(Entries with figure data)

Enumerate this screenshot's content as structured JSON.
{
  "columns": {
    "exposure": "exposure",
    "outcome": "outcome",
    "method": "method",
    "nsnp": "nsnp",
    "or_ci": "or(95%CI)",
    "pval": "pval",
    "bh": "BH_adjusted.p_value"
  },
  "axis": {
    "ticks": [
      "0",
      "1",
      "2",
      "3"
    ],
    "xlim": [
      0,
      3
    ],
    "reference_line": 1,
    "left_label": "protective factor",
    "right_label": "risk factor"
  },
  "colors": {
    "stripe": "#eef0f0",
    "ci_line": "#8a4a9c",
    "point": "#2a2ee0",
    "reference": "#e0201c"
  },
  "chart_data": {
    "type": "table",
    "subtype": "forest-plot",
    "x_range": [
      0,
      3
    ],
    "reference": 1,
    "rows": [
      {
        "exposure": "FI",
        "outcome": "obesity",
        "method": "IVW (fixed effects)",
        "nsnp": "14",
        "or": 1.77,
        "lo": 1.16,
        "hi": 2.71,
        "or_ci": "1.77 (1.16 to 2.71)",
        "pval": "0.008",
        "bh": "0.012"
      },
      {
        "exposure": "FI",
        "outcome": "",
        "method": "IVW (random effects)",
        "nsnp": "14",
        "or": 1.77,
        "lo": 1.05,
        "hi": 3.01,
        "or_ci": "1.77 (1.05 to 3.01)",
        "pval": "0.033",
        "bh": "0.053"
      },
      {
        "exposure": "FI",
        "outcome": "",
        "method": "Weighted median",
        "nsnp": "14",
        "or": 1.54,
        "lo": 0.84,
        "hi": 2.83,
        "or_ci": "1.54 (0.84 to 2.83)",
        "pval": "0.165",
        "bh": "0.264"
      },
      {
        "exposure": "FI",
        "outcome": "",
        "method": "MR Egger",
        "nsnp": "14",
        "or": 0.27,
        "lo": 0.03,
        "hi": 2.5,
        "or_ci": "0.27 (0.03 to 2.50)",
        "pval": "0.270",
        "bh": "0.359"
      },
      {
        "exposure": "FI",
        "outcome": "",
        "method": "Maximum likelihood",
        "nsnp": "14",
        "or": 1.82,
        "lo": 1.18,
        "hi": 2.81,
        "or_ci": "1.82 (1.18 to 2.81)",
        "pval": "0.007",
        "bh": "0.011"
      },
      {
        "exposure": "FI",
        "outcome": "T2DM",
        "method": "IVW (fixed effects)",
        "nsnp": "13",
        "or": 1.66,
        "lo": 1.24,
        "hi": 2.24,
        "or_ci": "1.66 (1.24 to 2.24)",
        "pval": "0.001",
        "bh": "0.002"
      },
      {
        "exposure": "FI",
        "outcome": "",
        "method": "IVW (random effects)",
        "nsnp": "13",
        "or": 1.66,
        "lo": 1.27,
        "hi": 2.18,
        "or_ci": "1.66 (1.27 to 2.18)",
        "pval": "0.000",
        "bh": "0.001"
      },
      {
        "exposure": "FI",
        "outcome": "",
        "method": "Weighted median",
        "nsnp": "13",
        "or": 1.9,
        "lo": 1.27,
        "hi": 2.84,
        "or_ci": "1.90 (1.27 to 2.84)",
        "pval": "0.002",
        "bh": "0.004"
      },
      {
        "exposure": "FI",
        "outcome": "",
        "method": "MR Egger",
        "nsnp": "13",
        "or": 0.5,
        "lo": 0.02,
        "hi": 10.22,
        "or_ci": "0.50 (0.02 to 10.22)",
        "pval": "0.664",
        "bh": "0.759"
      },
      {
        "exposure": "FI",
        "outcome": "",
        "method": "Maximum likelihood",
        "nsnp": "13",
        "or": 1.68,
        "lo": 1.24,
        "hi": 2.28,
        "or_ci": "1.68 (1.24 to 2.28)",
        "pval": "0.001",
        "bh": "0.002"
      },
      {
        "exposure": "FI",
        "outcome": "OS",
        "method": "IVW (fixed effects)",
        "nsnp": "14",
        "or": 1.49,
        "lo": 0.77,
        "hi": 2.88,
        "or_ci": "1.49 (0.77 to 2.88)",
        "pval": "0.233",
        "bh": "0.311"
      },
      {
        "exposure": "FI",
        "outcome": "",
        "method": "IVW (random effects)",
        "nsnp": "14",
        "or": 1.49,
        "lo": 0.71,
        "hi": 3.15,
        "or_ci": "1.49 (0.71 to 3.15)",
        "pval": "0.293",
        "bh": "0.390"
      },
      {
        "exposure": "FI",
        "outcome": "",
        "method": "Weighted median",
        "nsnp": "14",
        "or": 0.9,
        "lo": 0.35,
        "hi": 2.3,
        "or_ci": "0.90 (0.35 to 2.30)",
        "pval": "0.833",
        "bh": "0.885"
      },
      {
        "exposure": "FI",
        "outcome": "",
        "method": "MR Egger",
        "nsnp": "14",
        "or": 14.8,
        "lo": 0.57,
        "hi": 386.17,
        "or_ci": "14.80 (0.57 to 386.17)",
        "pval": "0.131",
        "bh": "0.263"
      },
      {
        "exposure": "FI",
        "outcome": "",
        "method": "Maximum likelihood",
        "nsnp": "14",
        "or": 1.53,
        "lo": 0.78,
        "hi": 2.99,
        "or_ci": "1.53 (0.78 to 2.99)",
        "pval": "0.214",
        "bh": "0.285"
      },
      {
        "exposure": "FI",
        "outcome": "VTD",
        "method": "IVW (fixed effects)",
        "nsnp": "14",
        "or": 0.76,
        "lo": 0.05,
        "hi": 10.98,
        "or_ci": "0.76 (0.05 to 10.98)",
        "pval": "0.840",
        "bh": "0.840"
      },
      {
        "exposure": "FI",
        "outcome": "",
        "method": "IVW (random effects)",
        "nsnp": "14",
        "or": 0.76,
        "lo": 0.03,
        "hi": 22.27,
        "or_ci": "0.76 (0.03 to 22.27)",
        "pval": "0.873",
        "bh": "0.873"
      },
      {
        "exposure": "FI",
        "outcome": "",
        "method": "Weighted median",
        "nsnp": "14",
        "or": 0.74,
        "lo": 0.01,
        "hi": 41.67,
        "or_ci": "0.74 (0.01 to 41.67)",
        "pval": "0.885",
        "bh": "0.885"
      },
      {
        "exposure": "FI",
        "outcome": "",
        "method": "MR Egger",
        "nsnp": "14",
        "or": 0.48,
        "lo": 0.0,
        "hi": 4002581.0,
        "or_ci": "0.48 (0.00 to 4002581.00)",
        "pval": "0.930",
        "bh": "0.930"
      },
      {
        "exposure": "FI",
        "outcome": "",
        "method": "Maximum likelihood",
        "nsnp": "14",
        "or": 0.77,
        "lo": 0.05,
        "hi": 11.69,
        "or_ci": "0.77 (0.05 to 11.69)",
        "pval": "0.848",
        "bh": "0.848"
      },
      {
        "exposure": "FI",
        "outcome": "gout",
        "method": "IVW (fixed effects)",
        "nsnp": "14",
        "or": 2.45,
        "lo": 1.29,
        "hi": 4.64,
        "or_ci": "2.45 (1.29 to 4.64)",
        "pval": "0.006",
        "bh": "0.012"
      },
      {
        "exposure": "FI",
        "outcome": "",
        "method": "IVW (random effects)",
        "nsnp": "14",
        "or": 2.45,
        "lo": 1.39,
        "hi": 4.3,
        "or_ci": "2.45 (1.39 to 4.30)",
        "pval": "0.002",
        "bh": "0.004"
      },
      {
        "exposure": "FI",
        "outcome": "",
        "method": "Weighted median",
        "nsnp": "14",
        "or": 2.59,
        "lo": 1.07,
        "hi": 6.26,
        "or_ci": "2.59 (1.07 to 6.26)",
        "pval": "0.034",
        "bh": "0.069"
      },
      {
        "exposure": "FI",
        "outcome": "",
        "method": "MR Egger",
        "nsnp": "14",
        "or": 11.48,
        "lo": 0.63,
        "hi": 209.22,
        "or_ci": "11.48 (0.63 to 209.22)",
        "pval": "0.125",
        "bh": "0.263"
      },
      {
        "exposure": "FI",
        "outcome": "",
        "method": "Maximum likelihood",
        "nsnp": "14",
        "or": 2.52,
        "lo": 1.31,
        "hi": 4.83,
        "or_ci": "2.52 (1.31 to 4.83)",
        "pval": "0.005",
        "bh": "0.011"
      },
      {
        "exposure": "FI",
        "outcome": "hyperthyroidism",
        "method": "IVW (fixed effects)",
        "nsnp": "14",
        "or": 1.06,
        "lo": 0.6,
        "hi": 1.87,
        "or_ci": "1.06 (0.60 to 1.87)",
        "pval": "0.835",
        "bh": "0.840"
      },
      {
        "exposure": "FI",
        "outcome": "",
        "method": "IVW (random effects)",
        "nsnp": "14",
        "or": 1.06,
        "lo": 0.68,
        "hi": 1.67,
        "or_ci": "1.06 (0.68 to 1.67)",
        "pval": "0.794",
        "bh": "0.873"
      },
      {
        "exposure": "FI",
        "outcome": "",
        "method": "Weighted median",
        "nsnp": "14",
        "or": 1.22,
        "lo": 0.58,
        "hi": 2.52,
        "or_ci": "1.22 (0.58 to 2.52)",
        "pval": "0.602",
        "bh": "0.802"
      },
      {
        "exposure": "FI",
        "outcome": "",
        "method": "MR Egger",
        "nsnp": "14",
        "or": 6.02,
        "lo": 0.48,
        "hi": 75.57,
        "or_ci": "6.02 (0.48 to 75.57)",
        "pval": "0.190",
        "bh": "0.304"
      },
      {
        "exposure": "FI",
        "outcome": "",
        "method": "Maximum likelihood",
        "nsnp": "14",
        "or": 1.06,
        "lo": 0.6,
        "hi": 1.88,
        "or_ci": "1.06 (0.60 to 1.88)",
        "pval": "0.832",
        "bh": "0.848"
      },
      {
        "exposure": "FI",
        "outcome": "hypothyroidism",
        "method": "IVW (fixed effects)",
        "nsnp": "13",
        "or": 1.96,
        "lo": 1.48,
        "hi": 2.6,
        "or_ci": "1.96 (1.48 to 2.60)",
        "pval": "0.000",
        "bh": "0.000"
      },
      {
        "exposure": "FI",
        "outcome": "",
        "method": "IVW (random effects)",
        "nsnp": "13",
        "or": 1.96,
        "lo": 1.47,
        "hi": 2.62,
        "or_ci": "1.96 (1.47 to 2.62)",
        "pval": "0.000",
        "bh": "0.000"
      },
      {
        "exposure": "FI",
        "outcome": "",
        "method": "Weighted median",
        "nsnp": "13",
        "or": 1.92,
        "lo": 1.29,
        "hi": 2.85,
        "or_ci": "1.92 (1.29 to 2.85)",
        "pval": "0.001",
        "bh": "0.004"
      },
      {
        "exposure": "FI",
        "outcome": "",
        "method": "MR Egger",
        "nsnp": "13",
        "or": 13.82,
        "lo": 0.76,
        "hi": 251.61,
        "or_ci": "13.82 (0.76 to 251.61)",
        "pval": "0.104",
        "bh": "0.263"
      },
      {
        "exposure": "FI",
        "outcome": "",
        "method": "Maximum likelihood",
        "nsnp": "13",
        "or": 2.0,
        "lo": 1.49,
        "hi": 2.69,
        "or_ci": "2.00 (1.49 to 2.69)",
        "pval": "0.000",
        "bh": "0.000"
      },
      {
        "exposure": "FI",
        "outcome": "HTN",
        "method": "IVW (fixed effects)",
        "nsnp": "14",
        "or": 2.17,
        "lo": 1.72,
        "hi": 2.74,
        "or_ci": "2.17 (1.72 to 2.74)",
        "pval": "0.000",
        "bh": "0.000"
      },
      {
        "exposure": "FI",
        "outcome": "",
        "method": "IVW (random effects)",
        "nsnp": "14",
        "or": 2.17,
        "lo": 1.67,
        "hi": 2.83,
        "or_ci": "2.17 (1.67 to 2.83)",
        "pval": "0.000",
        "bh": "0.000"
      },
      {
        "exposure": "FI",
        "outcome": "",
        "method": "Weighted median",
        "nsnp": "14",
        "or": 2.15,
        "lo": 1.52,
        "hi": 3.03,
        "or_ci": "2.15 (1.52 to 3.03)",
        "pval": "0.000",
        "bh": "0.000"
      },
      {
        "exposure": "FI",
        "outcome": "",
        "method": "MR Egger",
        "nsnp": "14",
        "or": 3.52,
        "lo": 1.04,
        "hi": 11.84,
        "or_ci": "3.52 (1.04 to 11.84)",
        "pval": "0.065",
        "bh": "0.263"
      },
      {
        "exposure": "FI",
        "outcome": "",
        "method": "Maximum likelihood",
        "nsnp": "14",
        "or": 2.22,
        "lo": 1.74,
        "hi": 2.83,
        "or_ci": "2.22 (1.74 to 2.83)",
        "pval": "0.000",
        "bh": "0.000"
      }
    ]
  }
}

Written instruction - Across the data above, how many lines include the word "factor"? Give only the count.

Solution - 2